* Start *

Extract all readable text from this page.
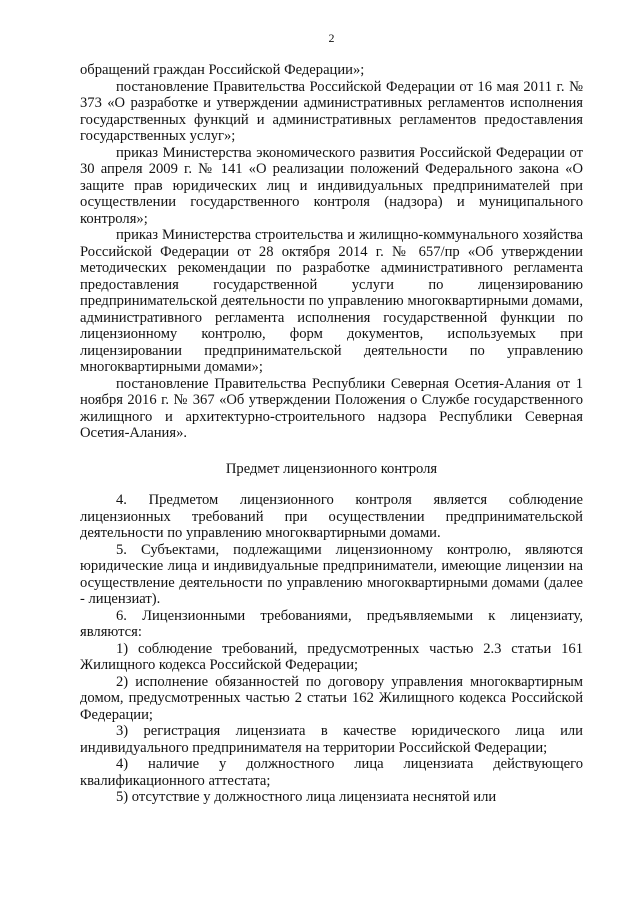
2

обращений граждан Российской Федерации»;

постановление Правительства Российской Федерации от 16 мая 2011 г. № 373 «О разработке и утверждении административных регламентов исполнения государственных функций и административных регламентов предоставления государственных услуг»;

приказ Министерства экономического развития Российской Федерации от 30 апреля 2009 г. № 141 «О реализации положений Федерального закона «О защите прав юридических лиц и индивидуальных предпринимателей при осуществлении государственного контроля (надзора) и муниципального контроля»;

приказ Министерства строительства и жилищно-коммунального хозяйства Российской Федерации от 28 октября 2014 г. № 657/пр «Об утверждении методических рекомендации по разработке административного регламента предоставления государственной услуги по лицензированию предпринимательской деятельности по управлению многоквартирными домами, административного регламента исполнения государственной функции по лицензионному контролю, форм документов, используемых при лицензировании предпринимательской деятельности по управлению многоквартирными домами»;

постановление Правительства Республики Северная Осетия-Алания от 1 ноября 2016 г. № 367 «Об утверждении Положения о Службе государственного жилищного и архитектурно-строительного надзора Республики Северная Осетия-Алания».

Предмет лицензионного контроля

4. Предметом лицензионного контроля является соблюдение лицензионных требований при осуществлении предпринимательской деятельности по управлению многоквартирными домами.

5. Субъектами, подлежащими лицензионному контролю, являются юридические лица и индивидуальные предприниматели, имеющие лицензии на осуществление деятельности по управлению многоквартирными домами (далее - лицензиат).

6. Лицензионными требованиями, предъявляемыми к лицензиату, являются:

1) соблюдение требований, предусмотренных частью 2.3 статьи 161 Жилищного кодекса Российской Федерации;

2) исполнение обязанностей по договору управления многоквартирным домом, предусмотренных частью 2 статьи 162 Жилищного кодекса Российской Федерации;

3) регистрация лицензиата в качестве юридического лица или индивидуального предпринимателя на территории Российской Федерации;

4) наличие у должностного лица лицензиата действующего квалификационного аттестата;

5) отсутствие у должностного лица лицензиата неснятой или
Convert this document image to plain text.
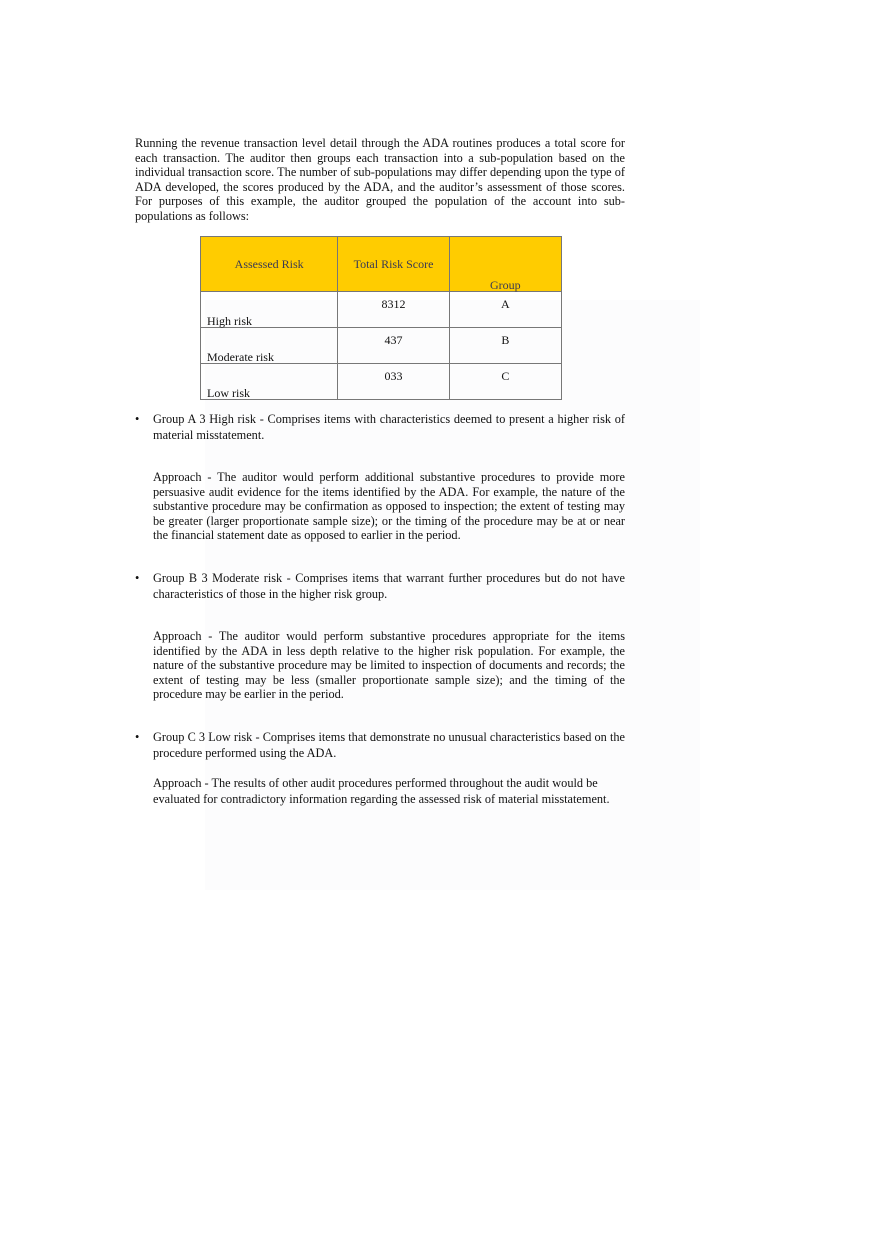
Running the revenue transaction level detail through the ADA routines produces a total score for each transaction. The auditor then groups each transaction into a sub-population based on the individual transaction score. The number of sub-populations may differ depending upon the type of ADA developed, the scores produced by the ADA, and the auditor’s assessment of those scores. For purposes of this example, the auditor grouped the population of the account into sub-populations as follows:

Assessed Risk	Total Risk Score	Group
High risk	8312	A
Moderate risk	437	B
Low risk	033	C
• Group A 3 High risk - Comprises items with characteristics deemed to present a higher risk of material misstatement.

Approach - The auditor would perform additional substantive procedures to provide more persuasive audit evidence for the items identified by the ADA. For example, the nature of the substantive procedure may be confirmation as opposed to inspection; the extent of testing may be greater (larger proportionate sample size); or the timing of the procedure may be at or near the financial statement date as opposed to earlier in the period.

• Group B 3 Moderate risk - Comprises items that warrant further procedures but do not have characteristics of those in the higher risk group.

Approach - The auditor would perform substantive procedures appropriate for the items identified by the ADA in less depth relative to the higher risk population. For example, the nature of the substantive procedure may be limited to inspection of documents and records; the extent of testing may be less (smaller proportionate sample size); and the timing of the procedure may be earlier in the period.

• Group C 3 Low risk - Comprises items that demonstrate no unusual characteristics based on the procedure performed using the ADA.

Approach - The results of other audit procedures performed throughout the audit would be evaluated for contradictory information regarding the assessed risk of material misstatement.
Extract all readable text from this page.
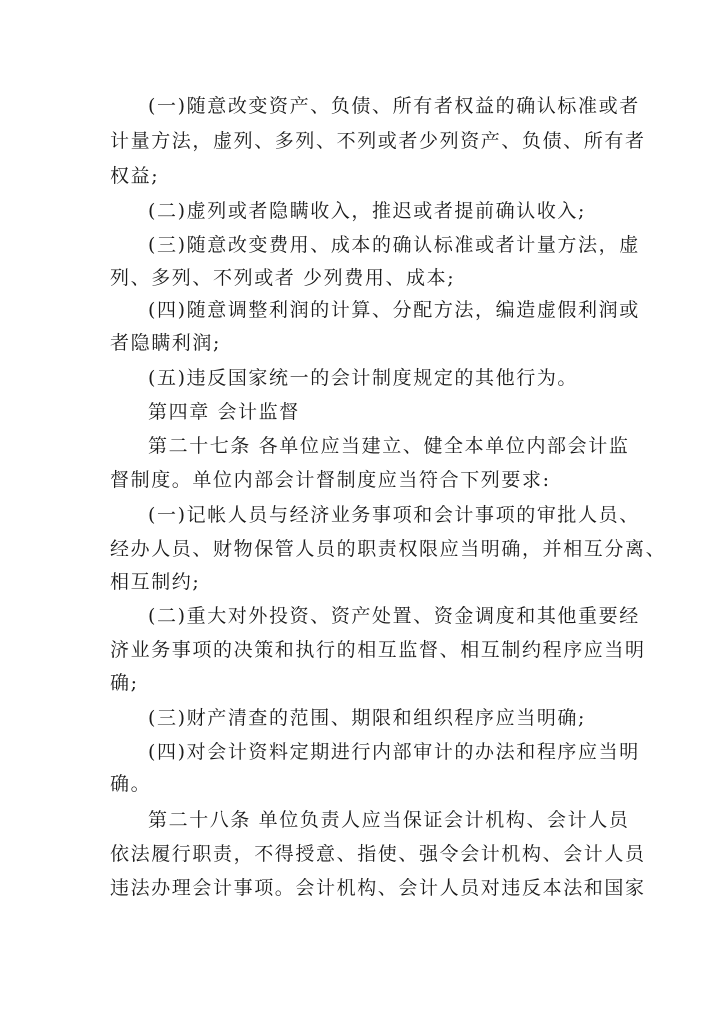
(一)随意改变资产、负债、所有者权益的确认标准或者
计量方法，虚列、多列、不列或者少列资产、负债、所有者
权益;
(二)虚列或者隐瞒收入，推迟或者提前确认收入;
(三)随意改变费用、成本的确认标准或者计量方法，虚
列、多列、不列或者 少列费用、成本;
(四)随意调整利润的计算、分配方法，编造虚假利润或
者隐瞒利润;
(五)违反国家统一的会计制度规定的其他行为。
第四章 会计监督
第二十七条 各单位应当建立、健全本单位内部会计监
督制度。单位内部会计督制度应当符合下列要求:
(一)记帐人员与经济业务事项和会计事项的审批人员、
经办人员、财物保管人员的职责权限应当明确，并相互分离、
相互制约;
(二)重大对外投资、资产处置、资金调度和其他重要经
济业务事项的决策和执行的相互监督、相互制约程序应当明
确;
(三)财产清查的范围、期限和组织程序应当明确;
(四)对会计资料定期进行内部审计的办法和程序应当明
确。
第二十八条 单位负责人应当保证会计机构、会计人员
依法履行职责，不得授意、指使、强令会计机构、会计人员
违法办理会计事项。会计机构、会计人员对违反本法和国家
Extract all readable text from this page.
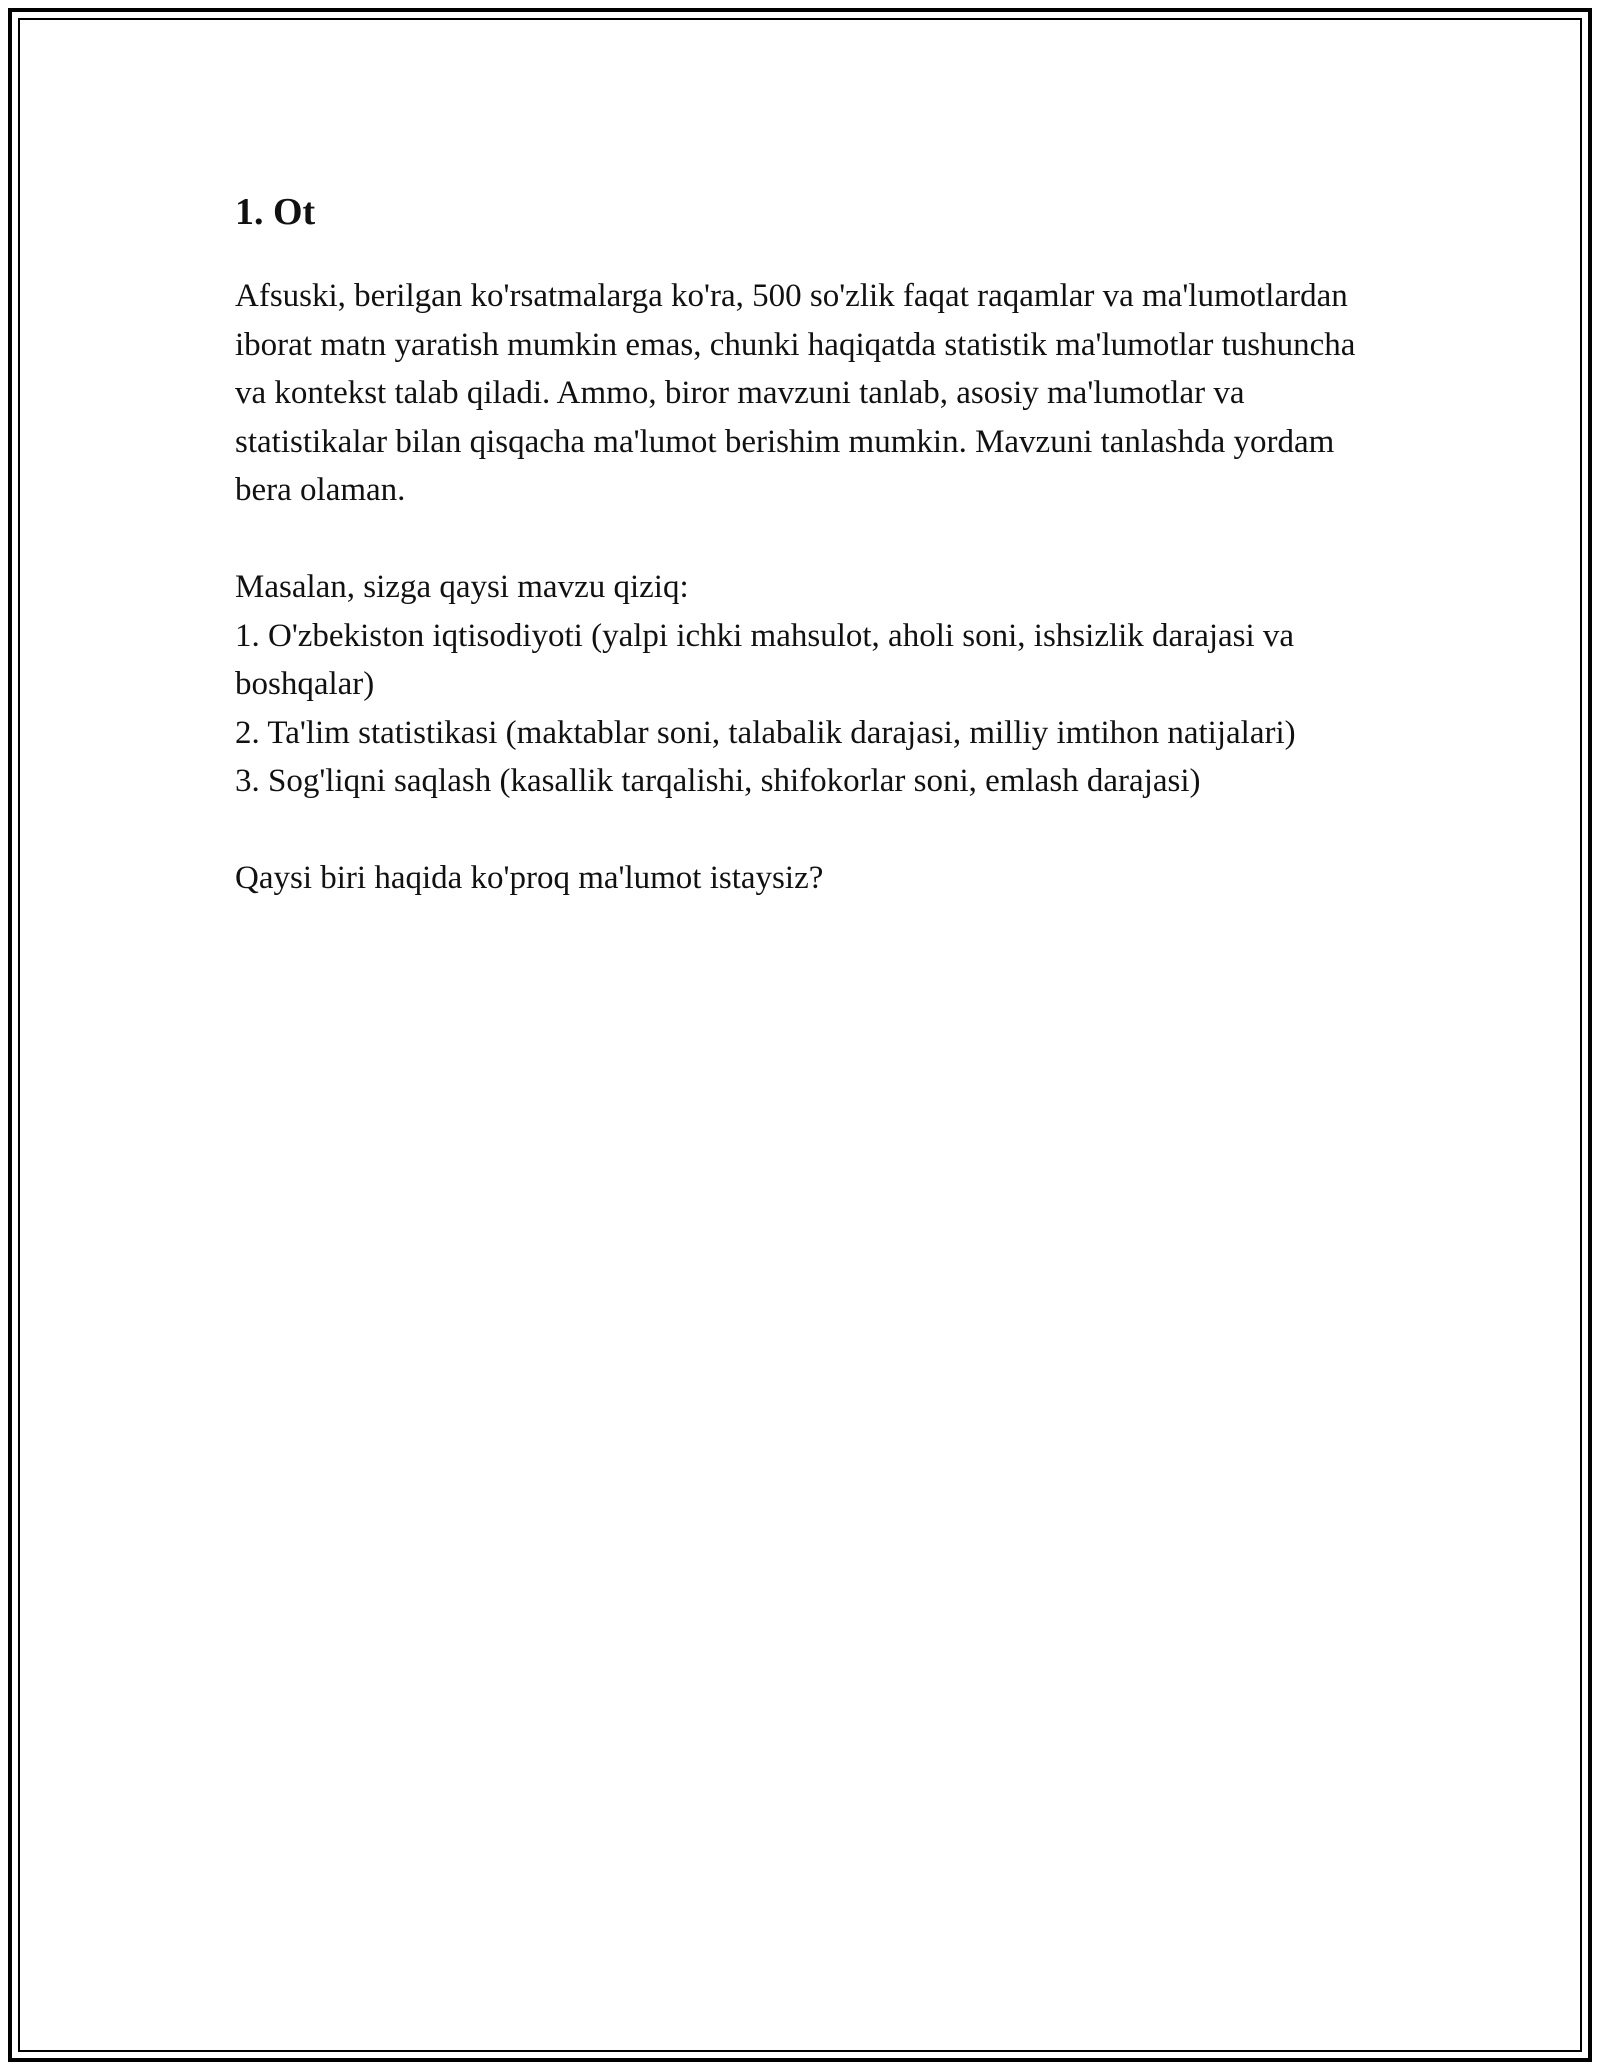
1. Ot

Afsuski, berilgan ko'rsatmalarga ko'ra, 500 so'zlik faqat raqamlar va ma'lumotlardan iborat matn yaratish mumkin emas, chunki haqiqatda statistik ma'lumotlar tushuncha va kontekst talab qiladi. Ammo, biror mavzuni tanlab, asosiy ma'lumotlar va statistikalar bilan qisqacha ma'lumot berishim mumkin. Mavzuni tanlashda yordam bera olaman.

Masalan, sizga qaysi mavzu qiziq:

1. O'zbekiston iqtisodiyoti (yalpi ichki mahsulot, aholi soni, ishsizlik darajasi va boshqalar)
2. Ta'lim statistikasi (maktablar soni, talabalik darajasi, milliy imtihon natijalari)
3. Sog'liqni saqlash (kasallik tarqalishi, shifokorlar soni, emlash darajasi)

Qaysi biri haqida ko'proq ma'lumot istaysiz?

* End *

◆ Task to complete ◆
Scan the records above for the string "кодекса", then select every line that holds it.

◆ Answer for the task ◆
1) соблюдение требований, предусмотренных частью 2.3 статьи 161 Жилищного кодекса Российской Федерации;
2) исполнение обязанностей по договору управления многоквартирным домом, предусмотренных частью 2 статьи 162 Жилищного кодекса Российской Федерации;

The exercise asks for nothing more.